• _Written task_: Tally the lines with the word "goes" and report the number alone.

• _Given records_:
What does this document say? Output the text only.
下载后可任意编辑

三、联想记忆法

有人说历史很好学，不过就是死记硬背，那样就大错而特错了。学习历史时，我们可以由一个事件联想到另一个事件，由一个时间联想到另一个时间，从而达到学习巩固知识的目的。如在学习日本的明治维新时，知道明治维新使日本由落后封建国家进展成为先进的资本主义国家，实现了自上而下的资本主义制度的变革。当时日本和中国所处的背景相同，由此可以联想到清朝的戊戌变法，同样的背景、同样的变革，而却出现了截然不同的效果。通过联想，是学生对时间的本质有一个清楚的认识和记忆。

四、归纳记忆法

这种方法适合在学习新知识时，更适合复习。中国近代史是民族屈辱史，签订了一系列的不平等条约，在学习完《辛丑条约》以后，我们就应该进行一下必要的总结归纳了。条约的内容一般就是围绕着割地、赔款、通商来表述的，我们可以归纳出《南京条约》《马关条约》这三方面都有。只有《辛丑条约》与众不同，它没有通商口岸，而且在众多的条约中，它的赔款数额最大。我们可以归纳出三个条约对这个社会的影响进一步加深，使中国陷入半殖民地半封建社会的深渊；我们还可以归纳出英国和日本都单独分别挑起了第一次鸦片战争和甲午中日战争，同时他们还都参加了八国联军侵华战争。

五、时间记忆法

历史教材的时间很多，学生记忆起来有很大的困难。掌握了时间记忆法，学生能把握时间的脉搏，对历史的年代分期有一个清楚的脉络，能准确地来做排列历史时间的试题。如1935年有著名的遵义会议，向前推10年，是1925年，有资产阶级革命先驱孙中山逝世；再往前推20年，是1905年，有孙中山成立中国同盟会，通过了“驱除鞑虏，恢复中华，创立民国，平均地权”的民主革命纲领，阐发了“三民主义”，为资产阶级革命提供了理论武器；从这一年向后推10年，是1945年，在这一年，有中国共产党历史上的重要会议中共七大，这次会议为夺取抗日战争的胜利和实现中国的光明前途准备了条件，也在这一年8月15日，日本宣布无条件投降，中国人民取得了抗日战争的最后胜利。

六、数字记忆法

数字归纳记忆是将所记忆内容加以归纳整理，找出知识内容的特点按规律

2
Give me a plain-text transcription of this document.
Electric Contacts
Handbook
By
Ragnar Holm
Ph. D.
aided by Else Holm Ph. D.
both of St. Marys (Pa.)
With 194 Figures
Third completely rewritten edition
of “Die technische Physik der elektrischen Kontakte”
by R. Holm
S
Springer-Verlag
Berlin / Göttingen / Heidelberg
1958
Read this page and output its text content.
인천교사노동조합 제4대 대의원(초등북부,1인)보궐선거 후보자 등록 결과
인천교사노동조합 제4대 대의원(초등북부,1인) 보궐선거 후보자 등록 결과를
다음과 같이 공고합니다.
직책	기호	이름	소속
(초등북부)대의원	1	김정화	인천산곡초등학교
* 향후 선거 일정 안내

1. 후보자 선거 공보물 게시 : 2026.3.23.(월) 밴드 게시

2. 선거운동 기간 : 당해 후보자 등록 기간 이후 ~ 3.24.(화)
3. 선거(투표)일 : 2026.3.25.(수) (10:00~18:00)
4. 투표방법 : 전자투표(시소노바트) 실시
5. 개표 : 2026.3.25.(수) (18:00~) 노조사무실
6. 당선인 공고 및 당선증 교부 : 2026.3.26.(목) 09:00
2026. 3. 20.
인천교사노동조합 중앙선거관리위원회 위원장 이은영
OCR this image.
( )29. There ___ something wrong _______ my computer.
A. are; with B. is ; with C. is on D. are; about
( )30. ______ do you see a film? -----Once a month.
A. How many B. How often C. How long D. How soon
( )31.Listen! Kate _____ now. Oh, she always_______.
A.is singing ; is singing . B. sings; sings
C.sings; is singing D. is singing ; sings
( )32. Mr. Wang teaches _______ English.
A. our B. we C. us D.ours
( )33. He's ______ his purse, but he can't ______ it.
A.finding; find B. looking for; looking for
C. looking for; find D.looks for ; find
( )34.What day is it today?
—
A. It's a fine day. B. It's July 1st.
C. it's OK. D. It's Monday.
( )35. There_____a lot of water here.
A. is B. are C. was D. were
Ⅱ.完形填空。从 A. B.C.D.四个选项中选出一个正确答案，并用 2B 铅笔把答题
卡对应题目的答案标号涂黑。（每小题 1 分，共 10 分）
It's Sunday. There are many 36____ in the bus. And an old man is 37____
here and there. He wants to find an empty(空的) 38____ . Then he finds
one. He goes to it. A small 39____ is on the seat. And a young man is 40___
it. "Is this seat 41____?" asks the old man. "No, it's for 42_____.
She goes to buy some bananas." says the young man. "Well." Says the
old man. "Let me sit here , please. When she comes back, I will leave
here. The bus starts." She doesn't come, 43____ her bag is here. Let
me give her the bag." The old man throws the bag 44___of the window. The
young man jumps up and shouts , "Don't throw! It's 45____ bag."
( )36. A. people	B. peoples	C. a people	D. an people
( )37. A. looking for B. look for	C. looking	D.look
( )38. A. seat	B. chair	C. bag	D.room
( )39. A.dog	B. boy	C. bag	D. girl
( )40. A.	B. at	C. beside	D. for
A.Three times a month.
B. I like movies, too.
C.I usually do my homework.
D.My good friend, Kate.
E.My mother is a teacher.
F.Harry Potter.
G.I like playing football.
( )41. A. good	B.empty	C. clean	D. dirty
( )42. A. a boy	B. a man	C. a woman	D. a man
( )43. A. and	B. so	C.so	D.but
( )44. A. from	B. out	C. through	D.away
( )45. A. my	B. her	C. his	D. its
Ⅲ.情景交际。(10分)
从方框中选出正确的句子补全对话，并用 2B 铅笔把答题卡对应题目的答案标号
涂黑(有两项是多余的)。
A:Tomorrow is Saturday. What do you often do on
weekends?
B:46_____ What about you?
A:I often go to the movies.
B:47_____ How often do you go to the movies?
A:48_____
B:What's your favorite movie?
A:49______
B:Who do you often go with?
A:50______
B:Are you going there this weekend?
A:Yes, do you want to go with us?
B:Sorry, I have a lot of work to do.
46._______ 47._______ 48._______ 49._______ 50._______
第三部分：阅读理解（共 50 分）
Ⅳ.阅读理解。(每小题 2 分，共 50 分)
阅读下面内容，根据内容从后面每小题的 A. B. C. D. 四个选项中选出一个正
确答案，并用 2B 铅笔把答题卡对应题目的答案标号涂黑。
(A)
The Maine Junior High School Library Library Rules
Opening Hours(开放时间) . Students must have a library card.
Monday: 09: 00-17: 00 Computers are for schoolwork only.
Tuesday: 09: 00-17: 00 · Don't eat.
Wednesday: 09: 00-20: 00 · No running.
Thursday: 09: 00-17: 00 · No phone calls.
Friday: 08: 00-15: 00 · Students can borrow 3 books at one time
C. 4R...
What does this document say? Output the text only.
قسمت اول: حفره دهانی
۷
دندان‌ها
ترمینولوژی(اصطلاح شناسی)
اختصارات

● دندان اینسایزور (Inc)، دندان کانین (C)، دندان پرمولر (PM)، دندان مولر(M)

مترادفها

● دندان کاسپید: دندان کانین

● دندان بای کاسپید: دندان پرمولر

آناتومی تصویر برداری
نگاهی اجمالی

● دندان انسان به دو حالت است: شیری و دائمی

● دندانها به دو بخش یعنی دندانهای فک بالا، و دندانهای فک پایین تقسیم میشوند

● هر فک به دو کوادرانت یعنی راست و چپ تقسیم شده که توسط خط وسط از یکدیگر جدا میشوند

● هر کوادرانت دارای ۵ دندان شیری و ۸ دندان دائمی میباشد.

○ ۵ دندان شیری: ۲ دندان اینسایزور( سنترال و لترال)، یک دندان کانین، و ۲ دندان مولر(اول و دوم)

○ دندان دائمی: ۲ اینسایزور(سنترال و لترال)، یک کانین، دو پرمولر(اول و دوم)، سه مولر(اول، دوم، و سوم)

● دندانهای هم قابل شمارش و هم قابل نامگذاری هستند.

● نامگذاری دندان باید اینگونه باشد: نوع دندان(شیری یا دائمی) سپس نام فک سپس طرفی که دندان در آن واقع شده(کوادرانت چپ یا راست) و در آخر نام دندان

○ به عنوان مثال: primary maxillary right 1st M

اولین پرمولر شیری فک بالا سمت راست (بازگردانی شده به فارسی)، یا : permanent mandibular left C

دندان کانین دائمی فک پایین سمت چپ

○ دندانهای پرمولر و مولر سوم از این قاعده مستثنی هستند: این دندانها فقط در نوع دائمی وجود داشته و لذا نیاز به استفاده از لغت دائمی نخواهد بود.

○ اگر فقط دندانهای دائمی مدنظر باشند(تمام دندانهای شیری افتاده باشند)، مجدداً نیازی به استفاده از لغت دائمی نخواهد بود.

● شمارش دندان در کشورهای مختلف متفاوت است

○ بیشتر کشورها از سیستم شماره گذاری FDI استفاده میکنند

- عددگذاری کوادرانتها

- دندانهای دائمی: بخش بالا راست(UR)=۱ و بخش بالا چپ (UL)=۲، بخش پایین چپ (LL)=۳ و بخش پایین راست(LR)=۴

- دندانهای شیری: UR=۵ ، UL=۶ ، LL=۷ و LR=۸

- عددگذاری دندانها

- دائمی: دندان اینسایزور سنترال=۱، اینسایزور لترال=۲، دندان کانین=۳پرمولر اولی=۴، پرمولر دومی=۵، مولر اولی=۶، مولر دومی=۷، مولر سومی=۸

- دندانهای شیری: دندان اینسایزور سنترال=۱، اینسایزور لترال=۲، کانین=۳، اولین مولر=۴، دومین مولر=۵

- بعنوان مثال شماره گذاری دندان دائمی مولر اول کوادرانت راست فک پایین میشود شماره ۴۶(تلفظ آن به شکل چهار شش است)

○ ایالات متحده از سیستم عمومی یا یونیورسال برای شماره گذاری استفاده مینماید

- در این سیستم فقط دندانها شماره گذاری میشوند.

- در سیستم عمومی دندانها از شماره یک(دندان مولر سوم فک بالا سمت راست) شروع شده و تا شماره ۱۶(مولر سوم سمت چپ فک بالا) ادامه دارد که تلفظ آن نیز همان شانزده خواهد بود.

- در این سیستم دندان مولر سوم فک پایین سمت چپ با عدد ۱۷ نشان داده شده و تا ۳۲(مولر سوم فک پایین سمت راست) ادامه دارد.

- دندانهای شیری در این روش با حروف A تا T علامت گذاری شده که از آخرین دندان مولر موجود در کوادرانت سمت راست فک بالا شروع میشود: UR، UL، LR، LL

• _Response_: 2